- PROBLEM
Output the data word for word, dropping every image.

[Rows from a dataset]
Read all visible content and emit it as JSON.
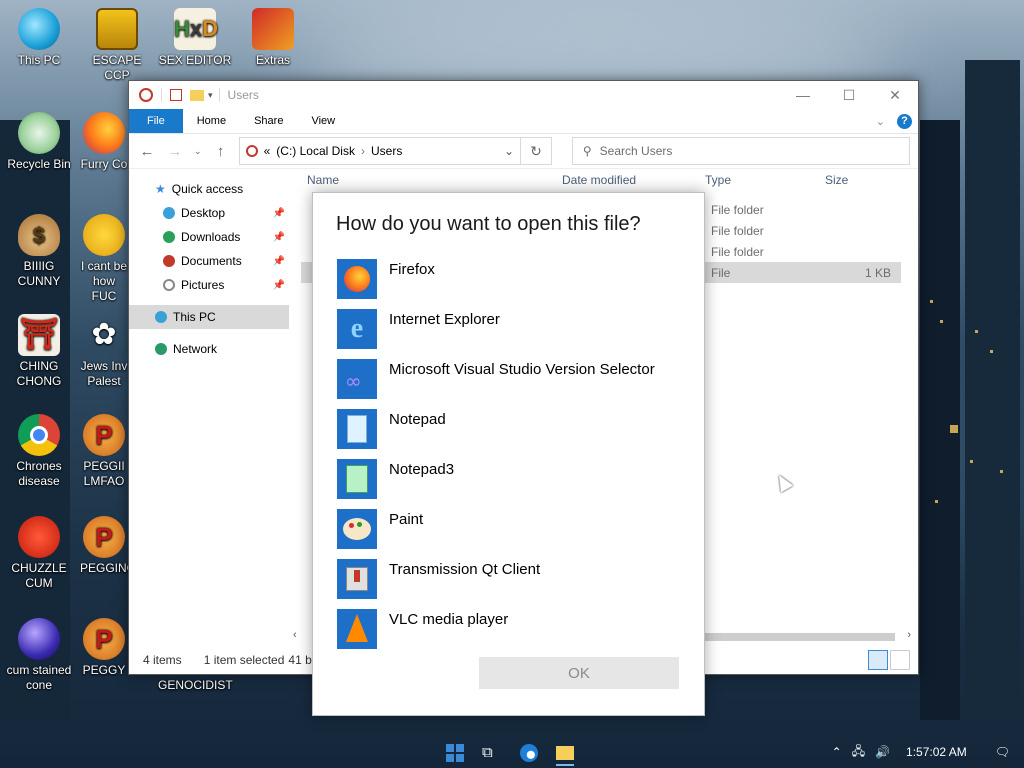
{
  "desktop": {
    "icons": [
      {
        "label": "This PC",
        "icon": "this-pc-icon"
      },
      {
        "label": "ESCAPE CCP",
        "icon": "app-icon"
      },
      {
        "label": "SEX EDITOR",
        "icon": "hxd-icon"
      },
      {
        "label": "Extras",
        "icon": "extras-icon"
      },
      {
        "label": "Recycle Bin",
        "icon": "recycle-bin-icon"
      },
      {
        "label": "Furry Co",
        "icon": "firefox-icon"
      },
      {
        "label": "BIIIIG CUNNY",
        "icon": "money-bag-icon"
      },
      {
        "label": "I cant be how FUC",
        "icon": "emoji-icon"
      },
      {
        "label": "CHING CHONG",
        "icon": "torii-icon"
      },
      {
        "label": "Jews Inv Palest",
        "icon": "flower-icon"
      },
      {
        "label": "Chrones disease",
        "icon": "chrome-icon"
      },
      {
        "label": "PEGGII LMFAO",
        "icon": "pegging-icon"
      },
      {
        "label": "CHUZZLE CUM",
        "icon": "chuzzle-icon"
      },
      {
        "label": "PEGGING",
        "icon": "pegging-icon"
      },
      {
        "label": "cum stained cone",
        "icon": "orb-icon"
      },
      {
        "label": "PEGGY",
        "icon": "pegging-icon"
      },
      {
        "label": "GENOCIDIST",
        "icon": "app-icon"
      }
    ]
  },
  "explorer": {
    "title": "Users",
    "ribbon_tabs": [
      "File",
      "Home",
      "Share",
      "View"
    ],
    "address": {
      "prefix": "«",
      "drive": "(C:) Local Disk",
      "sep": "›",
      "folder": "Users"
    },
    "search_placeholder": "Search Users",
    "nav": {
      "quick_access": "Quick access",
      "items": [
        "Desktop",
        "Downloads",
        "Documents",
        "Pictures"
      ],
      "this_pc": "This PC",
      "network": "Network"
    },
    "columns": {
      "name": "Name",
      "date": "Date modified",
      "type": "Type",
      "size": "Size"
    },
    "rows": [
      {
        "type": "File folder",
        "size": ""
      },
      {
        "type": "File folder",
        "size": ""
      },
      {
        "type": "File folder",
        "size": ""
      },
      {
        "type": "File",
        "size": "1 KB"
      }
    ],
    "status": {
      "items": "4 items",
      "selected": "1 item selected",
      "size_partial": "41 b"
    }
  },
  "dialog": {
    "title": "How do you want to open this file?",
    "apps": [
      {
        "name": "Firefox",
        "icon": "firefox-icon"
      },
      {
        "name": "Internet Explorer",
        "icon": "internet-explorer-icon"
      },
      {
        "name": "Microsoft Visual Studio Version Selector",
        "icon": "visual-studio-icon"
      },
      {
        "name": "Notepad",
        "icon": "notepad-icon"
      },
      {
        "name": "Notepad3",
        "icon": "notepad3-icon"
      },
      {
        "name": "Paint",
        "icon": "paint-icon"
      },
      {
        "name": "Transmission Qt Client",
        "icon": "transmission-icon"
      },
      {
        "name": "VLC media player",
        "icon": "vlc-icon"
      }
    ],
    "ok_label": "OK"
  },
  "taskbar": {
    "clock": "1:57:02 AM",
    "accent": "#1979ca"
  }
}
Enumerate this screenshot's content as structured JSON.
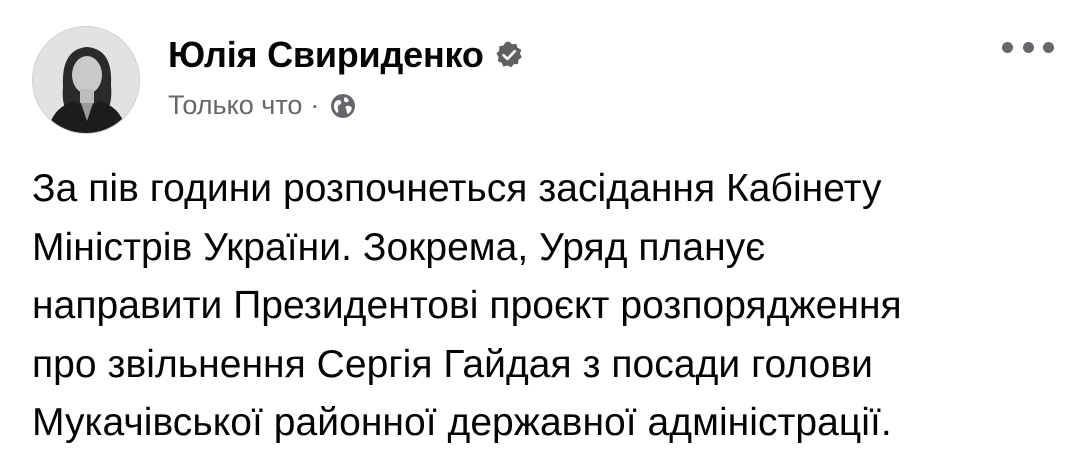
{
  "post": {
    "author": "Юлія Свириденко",
    "verified": true,
    "timestamp": "Только что",
    "separator": "·",
    "privacy_icon": "globe-icon",
    "more_icon": "more-options-icon",
    "body_lines": [
      "За пів години розпочнеться засідання Кабінету",
      "Міністрів України. Зокрема, Уряд планує",
      "направити Президентові проєкт розпорядження",
      "про звільнення Сергія Гайдая з посади голови",
      "Мукачівської районної державної адміністрації."
    ]
  },
  "colors": {
    "primary_text": "#050505",
    "secondary_text": "#65676b",
    "verified_badge": "#606060"
  }
}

- RESPONSE TO THIS TASK
Read all visible content and emit it as JSON.
{
  "desktop": {
    "icons": [
      {
        "label": "This PC",
        "icon": "this-pc-icon"
      },
      {
        "label": "ESCAPE CCP",
        "icon": "app-icon"
      },
      {
        "label": "SEX EDITOR",
        "icon": "hxd-icon"
      },
      {
        "label": "Extras",
        "icon": "extras-icon"
      },
      {
        "label": "Recycle Bin",
        "icon": "recycle-bin-icon"
      },
      {
        "label": "Furry Co",
        "icon": "firefox-icon"
      },
      {
        "label": "BIIIIG CUNNY",
        "icon": "money-bag-icon"
      },
      {
        "label": "I cant be how FUC",
        "icon": "emoji-icon"
      },
      {
        "label": "CHING CHONG",
        "icon": "torii-icon"
      },
      {
        "label": "Jews Inv Palest",
        "icon": "flower-icon"
      },
      {
        "label": "Chrones disease",
        "icon": "chrome-icon"
      },
      {
        "label": "PEGGII LMFAO",
        "icon": "pegging-icon"
      },
      {
        "label": "CHUZZLE CUM",
        "icon": "chuzzle-icon"
      },
      {
        "label": "PEGGING",
        "icon": "pegging-icon"
      },
      {
        "label": "cum stained cone",
        "icon": "orb-icon"
      },
      {
        "label": "PEGGY",
        "icon": "pegging-icon"
      },
      {
        "label": "GENOCIDIST",
        "icon": "app-icon"
      }
    ]
  },
  "explorer": {
    "title": "Users",
    "ribbon_tabs": [
      "File",
      "Home",
      "Share",
      "View"
    ],
    "address": {
      "prefix": "«",
      "drive": "(C:) Local Disk",
      "sep": "›",
      "folder": "Users"
    },
    "search_placeholder": "Search Users",
    "nav": {
      "quick_access": "Quick access",
      "items": [
        "Desktop",
        "Downloads",
        "Documents",
        "Pictures"
      ],
      "this_pc": "This PC",
      "network": "Network"
    },
    "columns": {
      "name": "Name",
      "date": "Date modified",
      "type": "Type",
      "size": "Size"
    },
    "rows": [
      {
        "type": "File folder",
        "size": ""
      },
      {
        "type": "File folder",
        "size": ""
      },
      {
        "type": "File folder",
        "size": ""
      },
      {
        "type": "File",
        "size": "1 KB"
      }
    ],
    "status": {
      "items": "4 items",
      "selected": "1 item selected",
      "size_partial": "41 b"
    }
  },
  "dialog": {
    "title": "How do you want to open this file?",
    "apps": [
      {
        "name": "Firefox",
        "icon": "firefox-icon"
      },
      {
        "name": "Internet Explorer",
        "icon": "internet-explorer-icon"
      },
      {
        "name": "Microsoft Visual Studio Version Selector",
        "icon": "visual-studio-icon"
      },
      {
        "name": "Notepad",
        "icon": "notepad-icon"
      },
      {
        "name": "Notepad3",
        "icon": "notepad3-icon"
      },
      {
        "name": "Paint",
        "icon": "paint-icon"
      },
      {
        "name": "Transmission Qt Client",
        "icon": "transmission-icon"
      },
      {
        "name": "VLC media player",
        "icon": "vlc-icon"
      }
    ],
    "ok_label": "OK"
  },
  "taskbar": {
    "clock": "1:57:02 AM",
    "accent": "#1979ca"
  }
}
Enumerate this screenshot's content as structured JSON.
{
  "post": {
    "author": "Юлія Свириденко",
    "verified": true,
    "timestamp": "Только что",
    "separator": "·",
    "privacy_icon": "globe-icon",
    "more_icon": "more-options-icon",
    "body_lines": [
      "За пів години розпочнеться засідання Кабінету",
      "Міністрів України. Зокрема, Уряд планує",
      "направити Президентові проєкт розпорядження",
      "про звільнення Сергія Гайдая з посади голови",
      "Мукачівської районної державної адміністрації."
    ]
  },
  "colors": {
    "primary_text": "#050505",
    "secondary_text": "#65676b",
    "verified_badge": "#606060"
  }
}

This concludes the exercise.